> **Provided records**
"""
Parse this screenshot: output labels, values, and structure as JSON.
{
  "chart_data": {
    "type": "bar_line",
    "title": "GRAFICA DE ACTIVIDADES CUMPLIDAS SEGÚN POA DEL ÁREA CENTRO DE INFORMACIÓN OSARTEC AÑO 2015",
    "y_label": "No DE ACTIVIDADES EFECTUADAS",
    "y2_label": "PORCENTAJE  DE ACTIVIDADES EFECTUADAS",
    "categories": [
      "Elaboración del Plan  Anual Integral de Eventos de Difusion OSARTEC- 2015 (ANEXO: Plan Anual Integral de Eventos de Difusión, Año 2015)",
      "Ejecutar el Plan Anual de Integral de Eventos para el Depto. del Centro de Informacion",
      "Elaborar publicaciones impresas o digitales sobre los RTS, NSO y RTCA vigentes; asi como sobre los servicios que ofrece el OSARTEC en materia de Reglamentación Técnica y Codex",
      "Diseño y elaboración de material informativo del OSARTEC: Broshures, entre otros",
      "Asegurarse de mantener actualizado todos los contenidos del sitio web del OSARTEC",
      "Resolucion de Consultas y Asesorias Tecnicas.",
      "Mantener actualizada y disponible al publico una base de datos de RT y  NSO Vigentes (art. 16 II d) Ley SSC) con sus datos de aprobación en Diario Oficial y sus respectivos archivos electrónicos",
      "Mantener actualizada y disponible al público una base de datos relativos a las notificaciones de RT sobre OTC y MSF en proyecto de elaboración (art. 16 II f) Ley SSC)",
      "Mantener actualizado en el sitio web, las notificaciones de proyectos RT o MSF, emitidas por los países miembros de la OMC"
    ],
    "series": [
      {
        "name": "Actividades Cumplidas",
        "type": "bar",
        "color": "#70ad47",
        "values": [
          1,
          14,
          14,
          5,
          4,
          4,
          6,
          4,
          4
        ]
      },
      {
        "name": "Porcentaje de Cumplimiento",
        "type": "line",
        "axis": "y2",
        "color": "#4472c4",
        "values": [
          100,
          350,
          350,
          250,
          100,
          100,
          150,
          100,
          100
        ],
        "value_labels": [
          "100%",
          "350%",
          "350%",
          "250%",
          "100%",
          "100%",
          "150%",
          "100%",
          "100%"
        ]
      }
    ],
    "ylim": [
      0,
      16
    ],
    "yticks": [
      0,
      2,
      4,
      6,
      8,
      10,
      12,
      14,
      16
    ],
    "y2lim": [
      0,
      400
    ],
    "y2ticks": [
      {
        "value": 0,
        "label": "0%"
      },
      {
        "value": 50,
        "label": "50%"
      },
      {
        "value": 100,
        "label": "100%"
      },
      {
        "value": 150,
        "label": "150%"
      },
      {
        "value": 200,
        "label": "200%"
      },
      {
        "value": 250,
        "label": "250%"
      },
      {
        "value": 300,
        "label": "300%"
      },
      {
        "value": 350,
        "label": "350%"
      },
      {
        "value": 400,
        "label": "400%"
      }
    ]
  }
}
"""
> **Requirement**
Word for word, restate all of the data shown above.

> **Written reply**
Parse this screenshot: output labels, values, and structure as JSON.
{
  "chart_data": {
    "type": "bar_line",
    "title": "GRAFICA DE ACTIVIDADES CUMPLIDAS SEGÚN POA DEL ÁREA CENTRO DE INFORMACIÓN OSARTEC AÑO 2015",
    "y_label": "No DE ACTIVIDADES EFECTUADAS",
    "y2_label": "PORCENTAJE  DE ACTIVIDADES EFECTUADAS",
    "categories": [
      "Elaboración del Plan  Anual Integral de Eventos de Difusion OSARTEC- 2015 (ANEXO: Plan Anual Integral de Eventos de Difusión, Año 2015)",
      "Ejecutar el Plan Anual de Integral de Eventos para el Depto. del Centro de Informacion",
      "Elaborar publicaciones impresas o digitales sobre los RTS, NSO y RTCA vigentes; asi como sobre los servicios que ofrece el OSARTEC en materia de Reglamentación Técnica y Codex",
      "Diseño y elaboración de material informativo del OSARTEC: Broshures, entre otros",
      "Asegurarse de mantener actualizado todos los contenidos del sitio web del OSARTEC",
      "Resolucion de Consultas y Asesorias Tecnicas.",
      "Mantener actualizada y disponible al publico una base de datos de RT y  NSO Vigentes (art. 16 II d) Ley SSC) con sus datos de aprobación en Diario Oficial y sus respectivos archivos electrónicos",
      "Mantener actualizada y disponible al público una base de datos relativos a las notificaciones de RT sobre OTC y MSF en proyecto de elaboración (art. 16 II f) Ley SSC)",
      "Mantener actualizado en el sitio web, las notificaciones de proyectos RT o MSF, emitidas por los países miembros de la OMC"
    ],
    "series": [
      {
        "name": "Actividades Cumplidas",
        "type": "bar",
        "color": "#70ad47",
        "values": [
          1,
          14,
          14,
          5,
          4,
          4,
          6,
          4,
          4
        ]
      },
      {
        "name": "Porcentaje de Cumplimiento",
        "type": "line",
        "axis": "y2",
        "color": "#4472c4",
        "values": [
          100,
          350,
          350,
          250,
          100,
          100,
          150,
          100,
          100
        ],
        "value_labels": [
          "100%",
          "350%",
          "350%",
          "250%",
          "100%",
          "100%",
          "150%",
          "100%",
          "100%"
        ]
      }
    ],
    "ylim": [
      0,
      16
    ],
    "yticks": [
      0,
      2,
      4,
      6,
      8,
      10,
      12,
      14,
      16
    ],
    "y2lim": [
      0,
      400
    ],
    "y2ticks": [
      {
        "value": 0,
        "label": "0%"
      },
      {
        "value": 50,
        "label": "50%"
      },
      {
        "value": 100,
        "label": "100%"
      },
      {
        "value": 150,
        "label": "150%"
      },
      {
        "value": 200,
        "label": "200%"
      },
      {
        "value": 250,
        "label": "250%"
      },
      {
        "value": 300,
        "label": "300%"
      },
      {
        "value": 350,
        "label": "350%"
      },
      {
        "value": 400,
        "label": "400%"
      }
    ]
  }
}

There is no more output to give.